LISTED RECORDS -
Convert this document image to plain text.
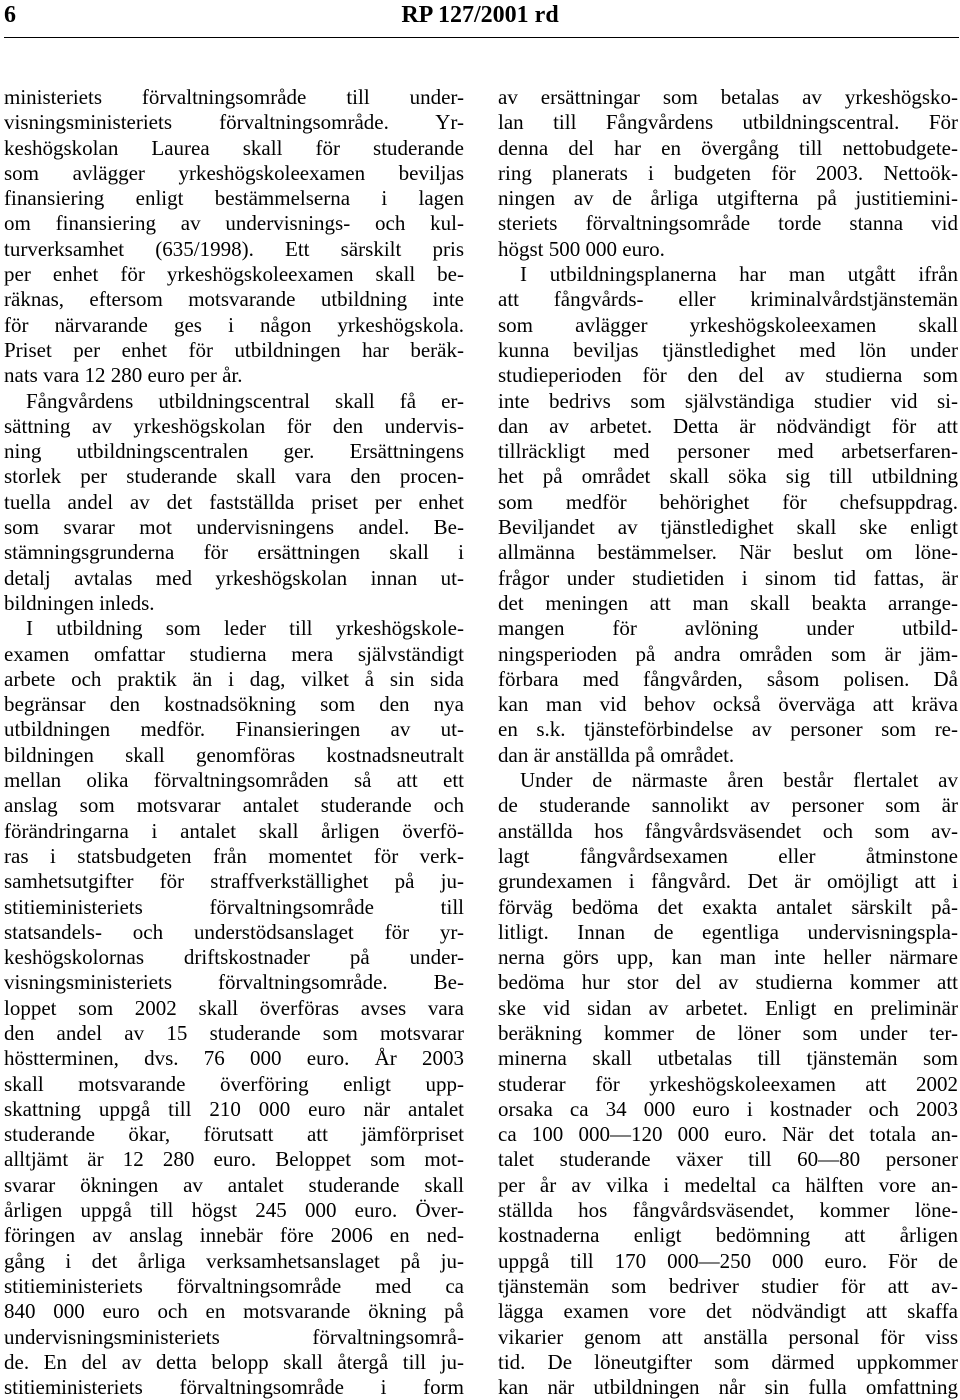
6	RP 127/2001 rd
ministeriets förvaltningsområde till under-
visningsministeriets förvaltningsområde. Yr-
keshögskolan Laurea skall för studerande
som avlägger yrkeshögskoleexamen beviljas
finansiering enligt bestämmelserna i lagen
om finansiering av undervisnings- och kul-
turverksamhet (635/1998). Ett särskilt pris
per enhet för yrkeshögskoleexamen skall be-
räknas, eftersom motsvarande utbildning inte
för närvarande ges i någon yrkeshögskola.
Priset per enhet för utbildningen har beräk-
nats vara 12 280 euro per år.
Fångvårdens utbildningscentral skall få er-
sättning av yrkeshögskolan för den undervis-
ning utbildningscentralen ger. Ersättningens
storlek per studerande skall vara den procen-
tuella andel av det fastställda priset per enhet
som svarar mot undervisningens andel. Be-
stämningsgrunderna för ersättningen skall i
detalj avtalas med yrkeshögskolan innan ut-
bildningen inleds.
I utbildning som leder till yrkeshögskole-
examen omfattar studierna mera självständigt
arbete och praktik än i dag, vilket å sin sida
begränsar den kostnadsökning som den nya
utbildningen medför. Finansieringen av ut-
bildningen skall genomföras kostnadsneutralt
mellan olika förvaltningsområden så att ett
anslag som motsvarar antalet studerande och
förändringarna i antalet skall årligen överfö-
ras i statsbudgeten från momentet för verk-
samhetsutgifter för straffverkställighet på ju-
stitieministeriets förvaltningsområde till
statsandels- och understödsanslaget för yr-
keshögskolornas driftskostnader på under-
visningsministeriets förvaltningsområde. Be-
loppet som 2002 skall överföras avses vara
den andel av 15 studerande som motsvarar
höstterminen, dvs. 76 000 euro. År 2003
skall motsvarande överföring enligt upp-
skattning uppgå till 210 000 euro när antalet
studerande ökar, förutsatt att jämförpriset
alltjämt är 12 280 euro. Beloppet som mot-
svarar ökningen av antalet studerande skall
årligen uppgå till högst 245 000 euro. Över-
föringen av anslag innebär före 2006 en ned-
gång i det årliga verksamhetsanslaget på ju-
stitieministeriets förvaltningsområde med ca
840 000 euro och en motsvarande ökning på
undervisningsministeriets förvaltningsområ-
de. En del av detta belopp skall återgå till ju-
stitieministeriets förvaltningsområde i form
av ersättningar som betalas av yrkeshögsko-
lan till Fångvårdens utbildningscentral. För
denna del har en övergång till nettobudgete-
ring planerats i budgeten för 2003. Nettoök-
ningen av de årliga utgifterna på justitiemini-
steriets förvaltningsområde torde stanna vid
högst 500 000 euro.
I utbildningsplanerna har man utgått ifrån
att fångvårds- eller kriminalvårdstjänstemän
som avlägger yrkeshögskoleexamen skall
kunna beviljas tjänstledighet med lön under
studieperioden för den del av studierna som
inte bedrivs som självständiga studier vid si-
dan av arbetet. Detta är nödvändigt för att
tillräckligt med personer med arbetserfaren-
het på området skall söka sig till utbildning
som medför behörighet för chefsuppdrag.
Beviljandet av tjänstledighet skall ske enligt
allmänna bestämmelser. När beslut om löne-
frågor under studietiden i sinom tid fattas, är
det meningen att man skall beakta arrange-
mangen för avlöning under utbild-
ningsperioden på andra områden som är jäm-
förbara med fångvården, såsom polisen. Då
kan man vid behov också överväga att kräva
en s.k. tjänsteförbindelse av personer som re-
dan är anställda på området.
Under de närmaste åren består flertalet av
de studerande sannolikt av personer som är
anställda hos fångvårdsväsendet och som av-
lagt fångvårdsexamen eller åtminstone
grundexamen i fångvård. Det är omöjligt att i
förväg bedöma det exakta antalet särskilt på-
litligt. Innan de egentliga undervisningspla-
nerna görs upp, kan man inte heller närmare
bedöma hur stor del av studierna kommer att
ske vid sidan av arbetet. Enligt en preliminär
beräkning kommer de löner som under ter-
minerna skall utbetalas till tjänstemän som
studerar för yrkeshögskoleexamen att 2002
orsaka ca 34 000 euro i kostnader och 2003
ca 100 000—120 000 euro. När det totala an-
talet studerande växer till 60—80 personer
per år av vilka i medeltal ca hälften vore an-
ställda hos fångvårdsväsendet, kommer löne-
kostnaderna enligt bedömning att årligen
uppgå till 170 000—250 000 euro. För de
tjänstemän som bedriver studier för att av-
lägga examen vore det nödvändigt att skaffa
vikarier genom att anställa personal för viss
tid. De löneutgifter som därmed uppkommer
kan när utbildningen når sin fulla omfattning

ABOUT THIS TASK - Every line above should be copied exactly; do not carry over the pictures.

RESULT OF THE TASK -
Convert this document image to plain text.
6	RP 127/2001 rd
ministeriets förvaltningsområde till under-
visningsministeriets förvaltningsområde. Yr-
keshögskolan Laurea skall för studerande
som avlägger yrkeshögskoleexamen beviljas
finansiering enligt bestämmelserna i lagen
om finansiering av undervisnings- och kul-
turverksamhet (635/1998). Ett särskilt pris
per enhet för yrkeshögskoleexamen skall be-
räknas, eftersom motsvarande utbildning inte
för närvarande ges i någon yrkeshögskola.
Priset per enhet för utbildningen har beräk-
nats vara 12 280 euro per år.
Fångvårdens utbildningscentral skall få er-
sättning av yrkeshögskolan för den undervis-
ning utbildningscentralen ger. Ersättningens
storlek per studerande skall vara den procen-
tuella andel av det fastställda priset per enhet
som svarar mot undervisningens andel. Be-
stämningsgrunderna för ersättningen skall i
detalj avtalas med yrkeshögskolan innan ut-
bildningen inleds.
I utbildning som leder till yrkeshögskole-
examen omfattar studierna mera självständigt
arbete och praktik än i dag, vilket å sin sida
begränsar den kostnadsökning som den nya
utbildningen medför. Finansieringen av ut-
bildningen skall genomföras kostnadsneutralt
mellan olika förvaltningsområden så att ett
anslag som motsvarar antalet studerande och
förändringarna i antalet skall årligen överfö-
ras i statsbudgeten från momentet för verk-
samhetsutgifter för straffverkställighet på ju-
stitieministeriets förvaltningsområde till
statsandels- och understödsanslaget för yr-
keshögskolornas driftskostnader på under-
visningsministeriets förvaltningsområde. Be-
loppet som 2002 skall överföras avses vara
den andel av 15 studerande som motsvarar
höstterminen, dvs. 76 000 euro. År 2003
skall motsvarande överföring enligt upp-
skattning uppgå till 210 000 euro när antalet
studerande ökar, förutsatt att jämförpriset
alltjämt är 12 280 euro. Beloppet som mot-
svarar ökningen av antalet studerande skall
årligen uppgå till högst 245 000 euro. Över-
föringen av anslag innebär före 2006 en ned-
gång i det årliga verksamhetsanslaget på ju-
stitieministeriets förvaltningsområde med ca
840 000 euro och en motsvarande ökning på
undervisningsministeriets förvaltningsområ-
de. En del av detta belopp skall återgå till ju-
stitieministeriets förvaltningsområde i form
av ersättningar som betalas av yrkeshögsko-
lan till Fångvårdens utbildningscentral. För
denna del har en övergång till nettobudgete-
ring planerats i budgeten för 2003. Nettoök-
ningen av de årliga utgifterna på justitiemini-
steriets förvaltningsområde torde stanna vid
högst 500 000 euro.
I utbildningsplanerna har man utgått ifrån
att fångvårds- eller kriminalvårdstjänstemän
som avlägger yrkeshögskoleexamen skall
kunna beviljas tjänstledighet med lön under
studieperioden för den del av studierna som
inte bedrivs som självständiga studier vid si-
dan av arbetet. Detta är nödvändigt för att
tillräckligt med personer med arbetserfaren-
het på området skall söka sig till utbildning
som medför behörighet för chefsuppdrag.
Beviljandet av tjänstledighet skall ske enligt
allmänna bestämmelser. När beslut om löne-
frågor under studietiden i sinom tid fattas, är
det meningen att man skall beakta arrange-
mangen för avlöning under utbild-
ningsperioden på andra områden som är jäm-
förbara med fångvården, såsom polisen. Då
kan man vid behov också överväga att kräva
en s.k. tjänsteförbindelse av personer som re-
dan är anställda på området.
Under de närmaste åren består flertalet av
de studerande sannolikt av personer som är
anställda hos fångvårdsväsendet och som av-
lagt fångvårdsexamen eller åtminstone
grundexamen i fångvård. Det är omöjligt att i
förväg bedöma det exakta antalet särskilt på-
litligt. Innan de egentliga undervisningspla-
nerna görs upp, kan man inte heller närmare
bedöma hur stor del av studierna kommer att
ske vid sidan av arbetet. Enligt en preliminär
beräkning kommer de löner som under ter-
minerna skall utbetalas till tjänstemän som
studerar för yrkeshögskoleexamen att 2002
orsaka ca 34 000 euro i kostnader och 2003
ca 100 000—120 000 euro. När det totala an-
talet studerande växer till 60—80 personer
per år av vilka i medeltal ca hälften vore an-
ställda hos fångvårdsväsendet, kommer löne-
kostnaderna enligt bedömning att årligen
uppgå till 170 000—250 000 euro. För de
tjänstemän som bedriver studier för att av-
lägga examen vore det nödvändigt att skaffa
vikarier genom att anställa personal för viss
tid. De löneutgifter som därmed uppkommer
kan när utbildningen når sin fulla omfattning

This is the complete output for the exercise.